--- TASK OBJECTIVE ---
Pull every line containing "servicing" out of the material below.

--- Dataset listings of figures ---
========================

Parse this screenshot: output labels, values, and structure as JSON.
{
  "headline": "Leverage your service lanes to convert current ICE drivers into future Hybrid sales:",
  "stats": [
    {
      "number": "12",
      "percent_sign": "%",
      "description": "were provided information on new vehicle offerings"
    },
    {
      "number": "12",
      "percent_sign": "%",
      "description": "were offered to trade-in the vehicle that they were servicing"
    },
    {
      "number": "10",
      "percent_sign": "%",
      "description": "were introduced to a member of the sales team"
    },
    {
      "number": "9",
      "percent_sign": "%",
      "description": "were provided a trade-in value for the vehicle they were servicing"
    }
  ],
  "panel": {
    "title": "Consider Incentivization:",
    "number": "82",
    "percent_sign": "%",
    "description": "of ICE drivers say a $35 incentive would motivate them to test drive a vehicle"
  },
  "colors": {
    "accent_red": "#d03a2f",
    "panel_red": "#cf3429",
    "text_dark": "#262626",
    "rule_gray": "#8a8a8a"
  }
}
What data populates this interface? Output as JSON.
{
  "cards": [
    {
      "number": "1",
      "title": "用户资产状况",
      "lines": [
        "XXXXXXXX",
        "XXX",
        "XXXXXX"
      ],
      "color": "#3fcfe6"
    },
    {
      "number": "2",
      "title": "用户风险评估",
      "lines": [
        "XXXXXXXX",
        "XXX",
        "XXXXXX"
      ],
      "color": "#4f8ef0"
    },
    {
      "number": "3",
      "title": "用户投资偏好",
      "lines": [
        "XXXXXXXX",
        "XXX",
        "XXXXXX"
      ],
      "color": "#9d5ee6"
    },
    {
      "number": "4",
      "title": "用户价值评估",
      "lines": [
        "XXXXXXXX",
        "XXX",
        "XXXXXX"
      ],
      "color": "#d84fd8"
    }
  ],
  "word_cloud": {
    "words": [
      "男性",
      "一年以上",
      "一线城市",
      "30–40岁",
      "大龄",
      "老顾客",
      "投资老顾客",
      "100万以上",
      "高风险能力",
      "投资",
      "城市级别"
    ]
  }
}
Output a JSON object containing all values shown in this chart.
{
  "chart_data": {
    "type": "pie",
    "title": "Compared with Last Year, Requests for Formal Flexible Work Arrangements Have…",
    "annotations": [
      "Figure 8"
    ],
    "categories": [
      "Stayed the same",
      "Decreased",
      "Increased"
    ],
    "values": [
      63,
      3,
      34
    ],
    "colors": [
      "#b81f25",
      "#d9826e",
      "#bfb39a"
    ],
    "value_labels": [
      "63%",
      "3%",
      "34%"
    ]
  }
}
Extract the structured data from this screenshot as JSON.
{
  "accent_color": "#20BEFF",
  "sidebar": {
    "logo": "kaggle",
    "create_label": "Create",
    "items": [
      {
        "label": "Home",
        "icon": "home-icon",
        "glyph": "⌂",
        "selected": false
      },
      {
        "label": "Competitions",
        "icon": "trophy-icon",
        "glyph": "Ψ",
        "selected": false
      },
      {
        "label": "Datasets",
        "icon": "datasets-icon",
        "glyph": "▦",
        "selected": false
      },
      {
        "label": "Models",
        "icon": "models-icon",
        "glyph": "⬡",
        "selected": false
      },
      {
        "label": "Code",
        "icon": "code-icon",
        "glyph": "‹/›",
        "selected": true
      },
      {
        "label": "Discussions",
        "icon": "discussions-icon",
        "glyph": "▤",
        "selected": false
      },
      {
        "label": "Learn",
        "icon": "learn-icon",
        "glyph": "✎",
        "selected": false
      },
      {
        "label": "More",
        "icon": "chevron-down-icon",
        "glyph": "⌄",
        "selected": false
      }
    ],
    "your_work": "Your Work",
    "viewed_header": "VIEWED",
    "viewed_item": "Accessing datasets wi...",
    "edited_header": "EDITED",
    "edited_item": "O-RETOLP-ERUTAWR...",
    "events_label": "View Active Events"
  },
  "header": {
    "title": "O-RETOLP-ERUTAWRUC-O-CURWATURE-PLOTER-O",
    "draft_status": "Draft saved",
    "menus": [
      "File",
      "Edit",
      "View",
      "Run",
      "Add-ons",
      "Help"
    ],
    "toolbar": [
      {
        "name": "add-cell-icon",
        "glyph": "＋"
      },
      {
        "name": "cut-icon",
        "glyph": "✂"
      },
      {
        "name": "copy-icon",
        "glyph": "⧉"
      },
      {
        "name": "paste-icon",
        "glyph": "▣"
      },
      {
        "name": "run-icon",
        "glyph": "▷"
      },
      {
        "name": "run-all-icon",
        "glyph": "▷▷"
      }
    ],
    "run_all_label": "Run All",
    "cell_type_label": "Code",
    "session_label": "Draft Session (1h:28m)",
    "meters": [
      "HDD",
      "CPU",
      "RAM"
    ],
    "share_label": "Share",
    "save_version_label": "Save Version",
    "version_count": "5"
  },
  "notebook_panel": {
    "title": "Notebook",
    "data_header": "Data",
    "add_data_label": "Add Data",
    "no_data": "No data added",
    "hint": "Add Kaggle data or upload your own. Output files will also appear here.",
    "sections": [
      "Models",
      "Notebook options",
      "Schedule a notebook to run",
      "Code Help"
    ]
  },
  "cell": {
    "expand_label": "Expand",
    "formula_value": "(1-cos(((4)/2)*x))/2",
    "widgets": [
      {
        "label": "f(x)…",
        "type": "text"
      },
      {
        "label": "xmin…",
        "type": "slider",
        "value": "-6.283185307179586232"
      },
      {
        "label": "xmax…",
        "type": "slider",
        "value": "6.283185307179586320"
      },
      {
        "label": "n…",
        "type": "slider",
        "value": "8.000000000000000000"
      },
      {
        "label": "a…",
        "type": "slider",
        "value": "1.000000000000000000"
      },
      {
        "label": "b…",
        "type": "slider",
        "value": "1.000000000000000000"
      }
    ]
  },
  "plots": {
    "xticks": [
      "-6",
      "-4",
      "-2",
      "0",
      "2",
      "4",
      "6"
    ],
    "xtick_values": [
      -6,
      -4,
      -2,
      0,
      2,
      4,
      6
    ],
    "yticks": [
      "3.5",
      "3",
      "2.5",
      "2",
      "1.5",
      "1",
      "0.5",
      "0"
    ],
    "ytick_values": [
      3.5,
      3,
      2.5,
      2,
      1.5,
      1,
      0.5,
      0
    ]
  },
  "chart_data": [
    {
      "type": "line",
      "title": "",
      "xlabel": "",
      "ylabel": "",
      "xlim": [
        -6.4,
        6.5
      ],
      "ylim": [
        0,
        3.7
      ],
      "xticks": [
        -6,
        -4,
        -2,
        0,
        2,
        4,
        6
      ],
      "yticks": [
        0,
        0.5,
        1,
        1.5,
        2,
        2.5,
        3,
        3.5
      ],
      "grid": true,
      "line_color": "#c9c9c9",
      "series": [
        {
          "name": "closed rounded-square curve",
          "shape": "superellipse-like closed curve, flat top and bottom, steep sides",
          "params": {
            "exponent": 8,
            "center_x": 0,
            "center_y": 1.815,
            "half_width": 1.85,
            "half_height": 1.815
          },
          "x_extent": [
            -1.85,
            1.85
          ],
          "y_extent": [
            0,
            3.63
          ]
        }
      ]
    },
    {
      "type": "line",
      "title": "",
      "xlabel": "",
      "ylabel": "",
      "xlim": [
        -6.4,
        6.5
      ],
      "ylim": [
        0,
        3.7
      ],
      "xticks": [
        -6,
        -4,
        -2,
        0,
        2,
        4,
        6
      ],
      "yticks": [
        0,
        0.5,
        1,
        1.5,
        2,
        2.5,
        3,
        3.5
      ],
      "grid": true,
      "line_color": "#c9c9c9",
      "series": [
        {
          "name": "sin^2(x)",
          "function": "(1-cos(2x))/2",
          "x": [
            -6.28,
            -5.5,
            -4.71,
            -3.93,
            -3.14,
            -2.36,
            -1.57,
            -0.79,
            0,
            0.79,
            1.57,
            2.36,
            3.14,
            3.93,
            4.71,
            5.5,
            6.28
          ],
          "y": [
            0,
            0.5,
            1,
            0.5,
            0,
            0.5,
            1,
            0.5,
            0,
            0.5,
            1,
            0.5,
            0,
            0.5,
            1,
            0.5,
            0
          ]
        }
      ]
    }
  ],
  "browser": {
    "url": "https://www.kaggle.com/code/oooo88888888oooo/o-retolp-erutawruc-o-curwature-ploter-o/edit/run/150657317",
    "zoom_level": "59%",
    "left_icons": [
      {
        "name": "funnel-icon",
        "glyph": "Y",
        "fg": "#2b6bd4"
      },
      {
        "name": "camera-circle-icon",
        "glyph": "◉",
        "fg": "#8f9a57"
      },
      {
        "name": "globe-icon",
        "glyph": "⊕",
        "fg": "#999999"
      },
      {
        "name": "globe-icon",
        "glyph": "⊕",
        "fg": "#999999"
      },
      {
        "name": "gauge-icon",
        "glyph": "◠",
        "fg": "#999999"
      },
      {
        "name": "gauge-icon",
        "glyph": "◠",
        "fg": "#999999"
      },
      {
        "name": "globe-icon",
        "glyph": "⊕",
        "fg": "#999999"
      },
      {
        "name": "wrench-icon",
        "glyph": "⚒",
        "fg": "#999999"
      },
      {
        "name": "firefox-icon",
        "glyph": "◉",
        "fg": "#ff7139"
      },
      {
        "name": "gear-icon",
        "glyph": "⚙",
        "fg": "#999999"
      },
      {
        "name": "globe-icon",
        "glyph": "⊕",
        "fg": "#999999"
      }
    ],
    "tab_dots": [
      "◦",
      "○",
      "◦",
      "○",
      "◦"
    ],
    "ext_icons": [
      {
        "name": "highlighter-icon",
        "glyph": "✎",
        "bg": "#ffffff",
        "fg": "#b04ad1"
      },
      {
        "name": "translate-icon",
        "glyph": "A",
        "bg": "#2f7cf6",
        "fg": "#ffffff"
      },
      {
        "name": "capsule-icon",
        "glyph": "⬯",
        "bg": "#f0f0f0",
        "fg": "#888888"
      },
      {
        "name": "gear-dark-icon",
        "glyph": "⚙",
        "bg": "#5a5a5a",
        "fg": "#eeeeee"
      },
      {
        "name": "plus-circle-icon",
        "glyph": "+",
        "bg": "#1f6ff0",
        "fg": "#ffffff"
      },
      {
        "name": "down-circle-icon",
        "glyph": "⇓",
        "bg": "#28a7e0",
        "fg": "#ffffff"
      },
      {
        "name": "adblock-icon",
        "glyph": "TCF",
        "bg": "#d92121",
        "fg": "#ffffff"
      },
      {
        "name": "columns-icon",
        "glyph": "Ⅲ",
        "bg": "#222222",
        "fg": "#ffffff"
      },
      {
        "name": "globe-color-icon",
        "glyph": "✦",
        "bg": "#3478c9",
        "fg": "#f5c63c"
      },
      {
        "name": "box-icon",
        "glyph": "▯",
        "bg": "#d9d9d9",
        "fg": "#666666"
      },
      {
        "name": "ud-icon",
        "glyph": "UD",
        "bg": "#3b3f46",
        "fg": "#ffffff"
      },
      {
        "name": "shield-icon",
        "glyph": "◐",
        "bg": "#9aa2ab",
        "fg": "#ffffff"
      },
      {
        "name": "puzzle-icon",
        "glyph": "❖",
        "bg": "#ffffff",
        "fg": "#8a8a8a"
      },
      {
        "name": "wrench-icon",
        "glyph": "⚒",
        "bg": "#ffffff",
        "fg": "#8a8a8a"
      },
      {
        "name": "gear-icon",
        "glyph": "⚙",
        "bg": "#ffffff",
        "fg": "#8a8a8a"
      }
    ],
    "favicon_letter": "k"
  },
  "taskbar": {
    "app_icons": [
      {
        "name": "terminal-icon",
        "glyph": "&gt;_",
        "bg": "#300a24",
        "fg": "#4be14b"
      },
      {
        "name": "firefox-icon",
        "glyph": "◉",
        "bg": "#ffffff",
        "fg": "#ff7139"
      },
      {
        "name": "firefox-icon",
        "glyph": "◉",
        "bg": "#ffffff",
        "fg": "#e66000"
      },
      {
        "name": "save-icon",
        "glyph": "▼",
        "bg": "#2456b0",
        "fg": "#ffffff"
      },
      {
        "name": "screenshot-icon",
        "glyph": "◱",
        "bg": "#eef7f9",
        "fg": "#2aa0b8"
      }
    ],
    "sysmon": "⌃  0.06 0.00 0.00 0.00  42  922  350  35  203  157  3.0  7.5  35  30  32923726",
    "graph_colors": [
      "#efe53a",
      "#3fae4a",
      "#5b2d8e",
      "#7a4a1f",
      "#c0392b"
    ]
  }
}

========================

--- FULL ANSWER ---
      "description": "were offered to trade-in the vehicle that they were servicing"
      "description": "were provided a trade-in value for the vehicle they were servicing"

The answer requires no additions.